---- Records for this exercise

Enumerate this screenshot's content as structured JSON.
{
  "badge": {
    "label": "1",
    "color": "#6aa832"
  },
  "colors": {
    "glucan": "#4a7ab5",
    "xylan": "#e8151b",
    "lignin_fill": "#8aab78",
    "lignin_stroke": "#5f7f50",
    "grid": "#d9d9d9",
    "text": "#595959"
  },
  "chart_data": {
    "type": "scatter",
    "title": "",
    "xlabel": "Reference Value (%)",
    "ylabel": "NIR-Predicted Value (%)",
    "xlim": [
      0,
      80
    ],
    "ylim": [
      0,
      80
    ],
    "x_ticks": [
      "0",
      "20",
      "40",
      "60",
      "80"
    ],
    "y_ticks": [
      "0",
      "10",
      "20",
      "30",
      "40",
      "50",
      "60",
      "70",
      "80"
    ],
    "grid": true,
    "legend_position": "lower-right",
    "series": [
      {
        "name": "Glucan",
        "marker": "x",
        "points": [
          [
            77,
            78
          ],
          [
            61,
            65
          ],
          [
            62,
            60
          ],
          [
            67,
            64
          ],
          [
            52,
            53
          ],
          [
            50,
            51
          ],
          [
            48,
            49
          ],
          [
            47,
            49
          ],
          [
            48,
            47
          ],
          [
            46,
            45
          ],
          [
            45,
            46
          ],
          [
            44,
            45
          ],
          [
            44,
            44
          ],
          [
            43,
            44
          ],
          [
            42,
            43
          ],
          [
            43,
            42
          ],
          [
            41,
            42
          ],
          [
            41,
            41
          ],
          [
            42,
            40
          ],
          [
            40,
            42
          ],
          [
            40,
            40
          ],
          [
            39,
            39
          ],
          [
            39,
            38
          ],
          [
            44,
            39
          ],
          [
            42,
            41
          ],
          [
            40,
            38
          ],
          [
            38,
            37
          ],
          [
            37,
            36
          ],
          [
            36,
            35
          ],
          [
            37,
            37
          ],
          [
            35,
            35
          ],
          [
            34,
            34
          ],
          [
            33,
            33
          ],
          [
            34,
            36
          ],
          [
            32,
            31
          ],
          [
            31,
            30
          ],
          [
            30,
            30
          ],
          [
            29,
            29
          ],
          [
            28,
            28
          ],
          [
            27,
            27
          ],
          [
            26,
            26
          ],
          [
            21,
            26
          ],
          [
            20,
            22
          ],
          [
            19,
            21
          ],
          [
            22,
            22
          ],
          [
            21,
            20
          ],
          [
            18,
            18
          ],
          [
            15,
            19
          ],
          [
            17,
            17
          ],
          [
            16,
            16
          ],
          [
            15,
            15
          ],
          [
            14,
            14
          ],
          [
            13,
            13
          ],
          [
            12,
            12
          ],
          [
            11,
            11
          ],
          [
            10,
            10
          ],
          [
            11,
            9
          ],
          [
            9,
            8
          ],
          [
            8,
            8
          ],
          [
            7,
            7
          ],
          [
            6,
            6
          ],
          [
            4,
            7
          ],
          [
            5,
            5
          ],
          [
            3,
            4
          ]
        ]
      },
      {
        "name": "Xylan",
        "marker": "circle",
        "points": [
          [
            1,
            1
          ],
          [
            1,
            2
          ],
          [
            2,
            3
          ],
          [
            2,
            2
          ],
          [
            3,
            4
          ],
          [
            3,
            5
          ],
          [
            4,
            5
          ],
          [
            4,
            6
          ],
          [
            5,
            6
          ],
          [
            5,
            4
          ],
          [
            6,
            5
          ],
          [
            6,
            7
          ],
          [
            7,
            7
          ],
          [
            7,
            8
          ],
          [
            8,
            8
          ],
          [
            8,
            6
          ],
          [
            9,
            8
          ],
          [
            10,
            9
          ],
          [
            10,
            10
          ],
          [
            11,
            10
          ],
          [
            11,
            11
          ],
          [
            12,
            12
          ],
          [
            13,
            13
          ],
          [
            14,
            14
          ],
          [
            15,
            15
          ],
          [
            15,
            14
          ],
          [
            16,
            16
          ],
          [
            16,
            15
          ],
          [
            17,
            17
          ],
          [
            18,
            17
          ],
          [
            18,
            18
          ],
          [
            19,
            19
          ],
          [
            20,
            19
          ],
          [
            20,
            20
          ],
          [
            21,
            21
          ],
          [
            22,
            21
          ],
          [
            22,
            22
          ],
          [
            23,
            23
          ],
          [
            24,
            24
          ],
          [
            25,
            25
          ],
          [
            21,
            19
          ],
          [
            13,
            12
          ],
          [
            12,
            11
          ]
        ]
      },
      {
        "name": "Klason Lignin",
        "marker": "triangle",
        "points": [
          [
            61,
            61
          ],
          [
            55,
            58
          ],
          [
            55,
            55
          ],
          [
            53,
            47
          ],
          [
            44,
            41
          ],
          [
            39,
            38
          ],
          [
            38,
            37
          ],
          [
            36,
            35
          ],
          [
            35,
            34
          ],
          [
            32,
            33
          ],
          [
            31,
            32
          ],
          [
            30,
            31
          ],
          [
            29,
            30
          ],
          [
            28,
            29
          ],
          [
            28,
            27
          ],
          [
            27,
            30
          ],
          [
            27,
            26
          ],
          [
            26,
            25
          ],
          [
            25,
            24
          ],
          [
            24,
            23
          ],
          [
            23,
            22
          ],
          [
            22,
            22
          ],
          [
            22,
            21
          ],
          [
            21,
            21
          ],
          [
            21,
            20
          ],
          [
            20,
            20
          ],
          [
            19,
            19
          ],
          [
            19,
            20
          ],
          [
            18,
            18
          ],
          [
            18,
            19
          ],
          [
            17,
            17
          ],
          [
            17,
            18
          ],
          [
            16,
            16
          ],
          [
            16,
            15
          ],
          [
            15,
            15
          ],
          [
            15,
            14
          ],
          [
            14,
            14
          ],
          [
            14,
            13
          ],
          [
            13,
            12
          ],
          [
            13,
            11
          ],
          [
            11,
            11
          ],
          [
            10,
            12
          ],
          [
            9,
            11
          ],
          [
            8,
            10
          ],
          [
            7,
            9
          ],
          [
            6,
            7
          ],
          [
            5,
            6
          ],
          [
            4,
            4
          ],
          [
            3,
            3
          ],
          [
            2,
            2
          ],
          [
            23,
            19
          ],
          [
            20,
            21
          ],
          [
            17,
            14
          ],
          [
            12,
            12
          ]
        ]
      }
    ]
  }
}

--------

Copy each line from the data above that includes "marker".

        "marker": "x",
        "marker": "circle",
        "marker": "triangle",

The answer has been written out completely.